*** GIVEN ENTRIES

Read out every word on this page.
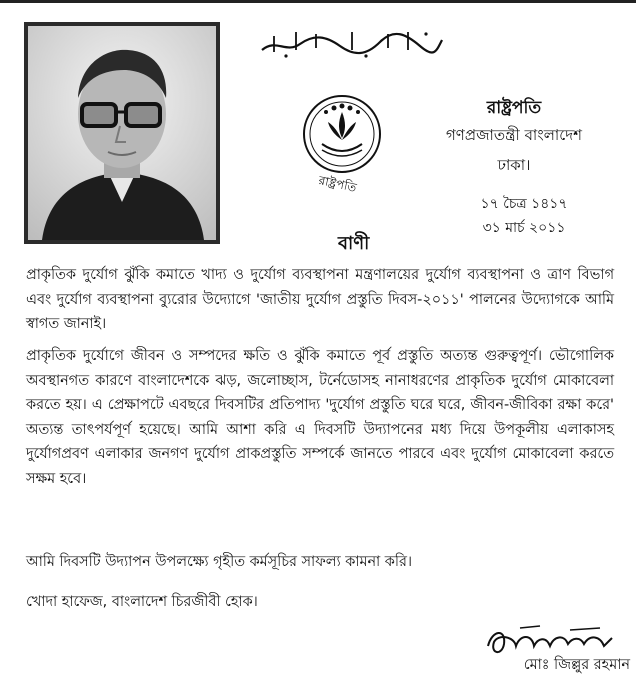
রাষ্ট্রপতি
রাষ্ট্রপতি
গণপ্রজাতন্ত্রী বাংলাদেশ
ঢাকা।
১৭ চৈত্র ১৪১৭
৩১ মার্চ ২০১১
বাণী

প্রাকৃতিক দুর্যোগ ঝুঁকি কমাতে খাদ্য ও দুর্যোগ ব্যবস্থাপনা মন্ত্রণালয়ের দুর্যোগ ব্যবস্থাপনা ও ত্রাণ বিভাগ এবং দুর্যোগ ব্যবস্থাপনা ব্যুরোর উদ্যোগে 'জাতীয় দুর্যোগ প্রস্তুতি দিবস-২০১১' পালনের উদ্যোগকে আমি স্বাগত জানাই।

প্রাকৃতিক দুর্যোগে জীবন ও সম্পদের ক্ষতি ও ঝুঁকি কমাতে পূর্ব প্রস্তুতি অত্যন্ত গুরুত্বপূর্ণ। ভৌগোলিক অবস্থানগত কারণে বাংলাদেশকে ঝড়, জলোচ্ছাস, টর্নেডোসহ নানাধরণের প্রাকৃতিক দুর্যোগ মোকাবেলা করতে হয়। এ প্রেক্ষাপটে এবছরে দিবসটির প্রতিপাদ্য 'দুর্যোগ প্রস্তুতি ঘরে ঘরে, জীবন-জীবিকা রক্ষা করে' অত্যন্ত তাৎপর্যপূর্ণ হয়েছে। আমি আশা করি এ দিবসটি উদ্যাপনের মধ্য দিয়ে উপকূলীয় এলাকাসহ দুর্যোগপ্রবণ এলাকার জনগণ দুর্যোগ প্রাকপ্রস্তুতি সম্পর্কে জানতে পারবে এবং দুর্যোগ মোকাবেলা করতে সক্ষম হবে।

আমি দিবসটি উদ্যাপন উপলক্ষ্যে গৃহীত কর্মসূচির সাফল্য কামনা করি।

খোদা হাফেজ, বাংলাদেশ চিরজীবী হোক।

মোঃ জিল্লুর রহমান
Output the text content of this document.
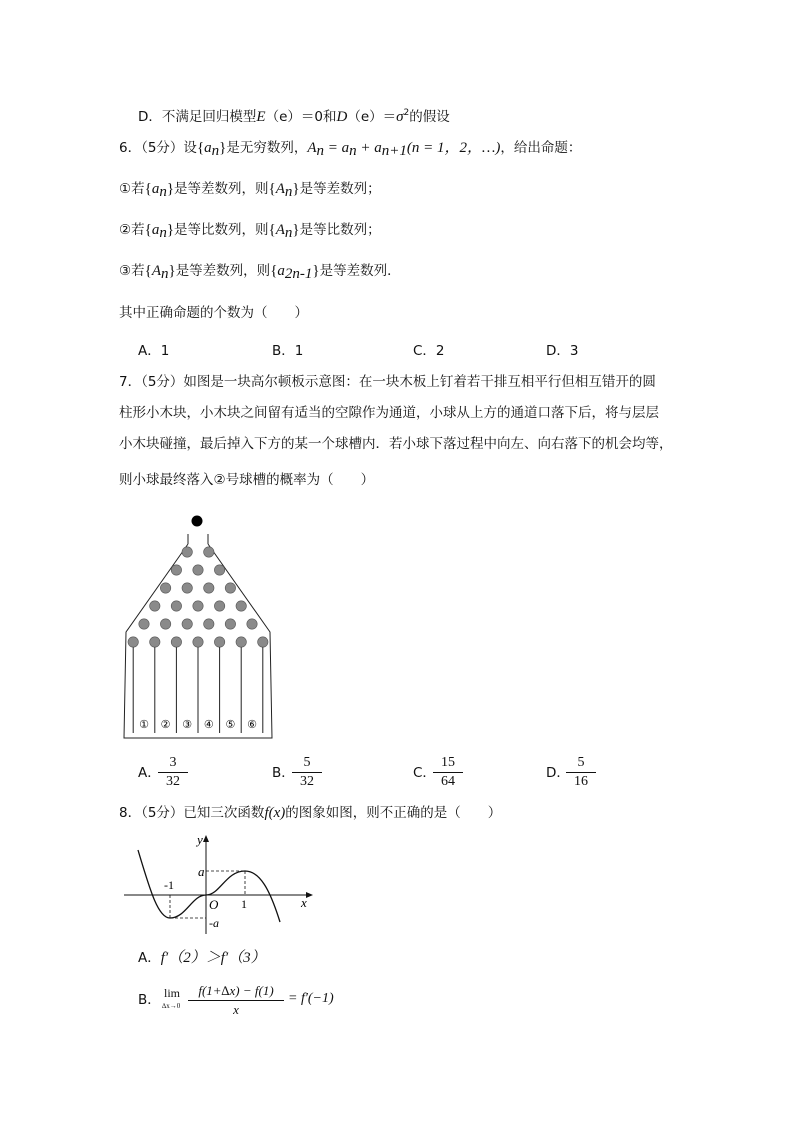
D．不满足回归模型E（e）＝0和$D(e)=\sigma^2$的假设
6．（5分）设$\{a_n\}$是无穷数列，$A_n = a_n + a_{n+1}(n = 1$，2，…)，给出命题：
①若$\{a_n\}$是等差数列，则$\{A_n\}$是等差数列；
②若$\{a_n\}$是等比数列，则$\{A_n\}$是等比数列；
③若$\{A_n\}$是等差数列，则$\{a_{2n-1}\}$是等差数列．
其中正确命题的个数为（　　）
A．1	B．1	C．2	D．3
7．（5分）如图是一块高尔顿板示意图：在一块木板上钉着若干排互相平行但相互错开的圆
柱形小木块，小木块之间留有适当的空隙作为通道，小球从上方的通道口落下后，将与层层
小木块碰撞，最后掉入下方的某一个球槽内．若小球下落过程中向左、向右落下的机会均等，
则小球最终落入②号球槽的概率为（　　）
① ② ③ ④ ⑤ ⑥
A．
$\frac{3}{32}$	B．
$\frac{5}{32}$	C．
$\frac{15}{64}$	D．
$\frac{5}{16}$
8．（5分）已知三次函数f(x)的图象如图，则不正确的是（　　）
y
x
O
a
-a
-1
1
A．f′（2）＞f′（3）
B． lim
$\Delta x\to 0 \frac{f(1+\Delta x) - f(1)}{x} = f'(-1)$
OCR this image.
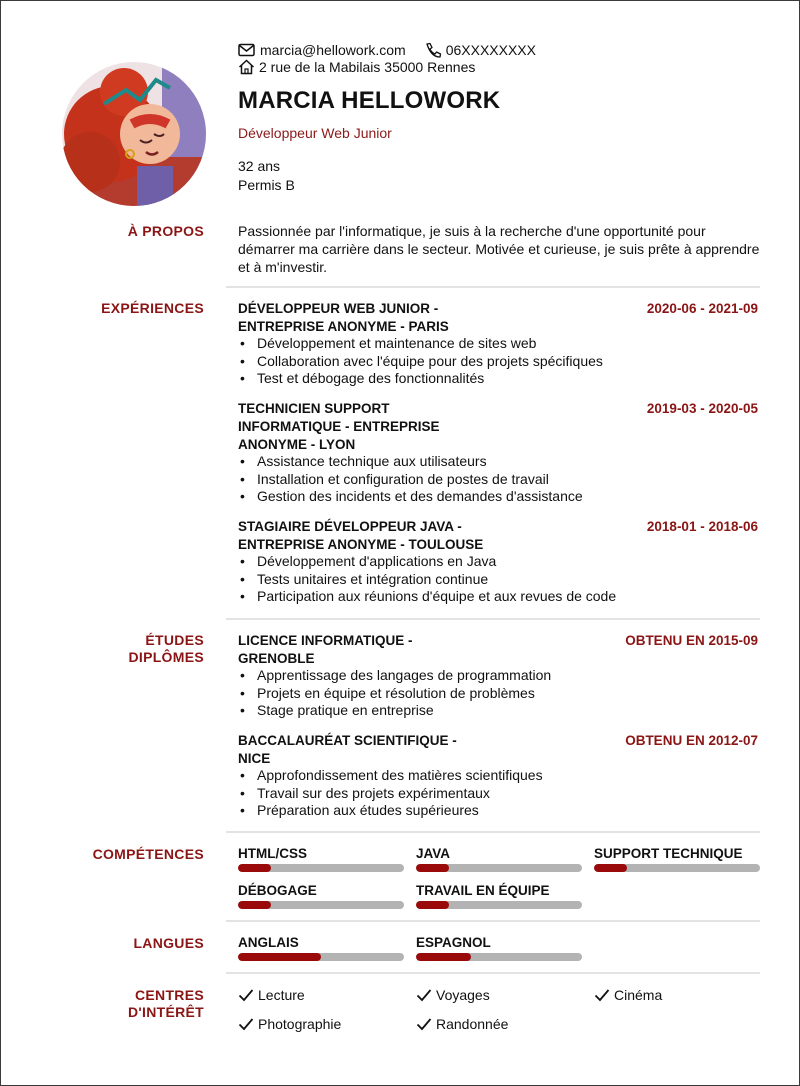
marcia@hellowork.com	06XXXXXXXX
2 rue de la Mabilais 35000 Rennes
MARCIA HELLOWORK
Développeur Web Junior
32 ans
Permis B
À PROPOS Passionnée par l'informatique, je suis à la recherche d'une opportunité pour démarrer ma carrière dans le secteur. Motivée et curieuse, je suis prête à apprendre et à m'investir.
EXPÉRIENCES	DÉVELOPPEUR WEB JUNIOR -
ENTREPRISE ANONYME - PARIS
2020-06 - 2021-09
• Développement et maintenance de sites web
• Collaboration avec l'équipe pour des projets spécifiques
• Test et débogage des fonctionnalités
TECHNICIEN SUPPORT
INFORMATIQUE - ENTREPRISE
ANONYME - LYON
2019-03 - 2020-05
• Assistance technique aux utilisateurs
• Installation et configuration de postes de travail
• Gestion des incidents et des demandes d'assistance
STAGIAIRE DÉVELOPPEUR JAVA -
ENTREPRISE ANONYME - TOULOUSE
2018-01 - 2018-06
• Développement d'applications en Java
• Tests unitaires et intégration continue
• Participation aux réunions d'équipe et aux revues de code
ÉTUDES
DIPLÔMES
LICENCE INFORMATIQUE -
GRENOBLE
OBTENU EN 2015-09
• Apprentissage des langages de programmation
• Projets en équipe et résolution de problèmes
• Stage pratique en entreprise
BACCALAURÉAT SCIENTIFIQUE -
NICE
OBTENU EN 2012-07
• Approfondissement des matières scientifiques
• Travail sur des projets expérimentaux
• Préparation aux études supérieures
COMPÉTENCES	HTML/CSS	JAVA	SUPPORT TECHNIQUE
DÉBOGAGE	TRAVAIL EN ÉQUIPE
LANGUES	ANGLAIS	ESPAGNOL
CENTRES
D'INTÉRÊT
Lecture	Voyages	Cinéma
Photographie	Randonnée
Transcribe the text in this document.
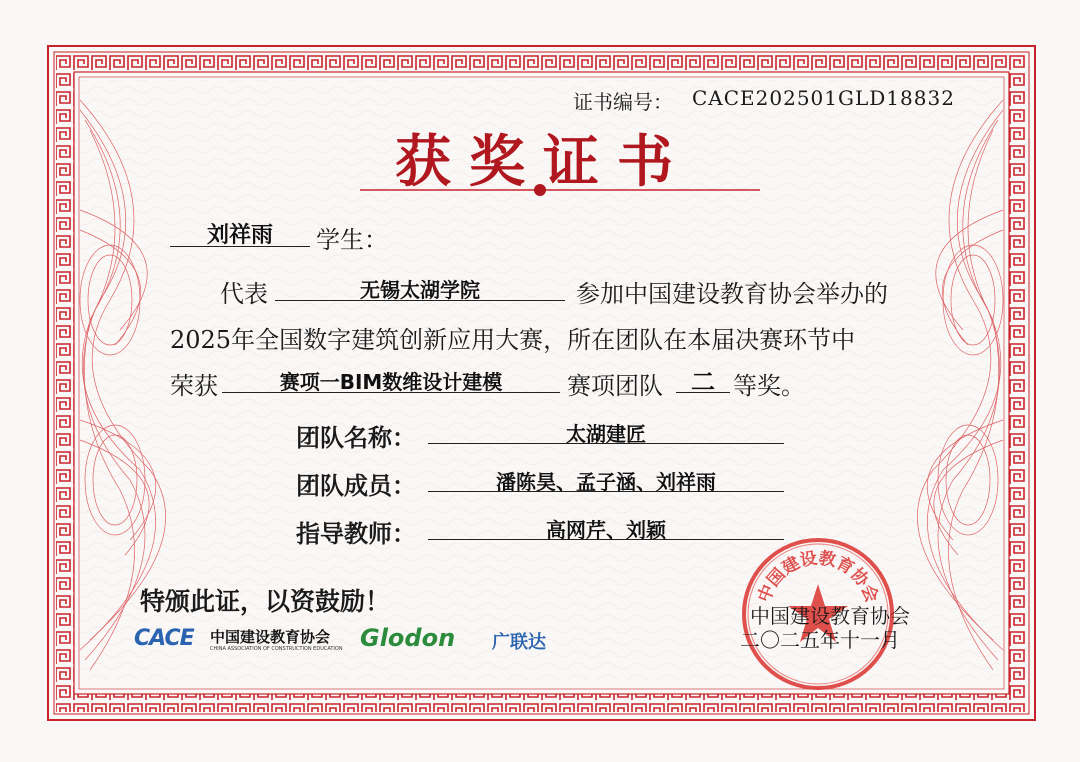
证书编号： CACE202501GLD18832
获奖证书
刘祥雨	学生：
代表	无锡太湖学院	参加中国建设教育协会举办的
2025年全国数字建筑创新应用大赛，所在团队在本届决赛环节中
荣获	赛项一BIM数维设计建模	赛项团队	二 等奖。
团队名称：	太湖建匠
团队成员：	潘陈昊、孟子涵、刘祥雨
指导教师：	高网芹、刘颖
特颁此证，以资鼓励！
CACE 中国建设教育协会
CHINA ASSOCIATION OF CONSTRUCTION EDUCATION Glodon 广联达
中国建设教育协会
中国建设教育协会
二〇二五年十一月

******

PROBLEM TO SOLVE: Go over the records above and tally each line that includes "frac". Give the total by itself.

FULL ANSWER: 5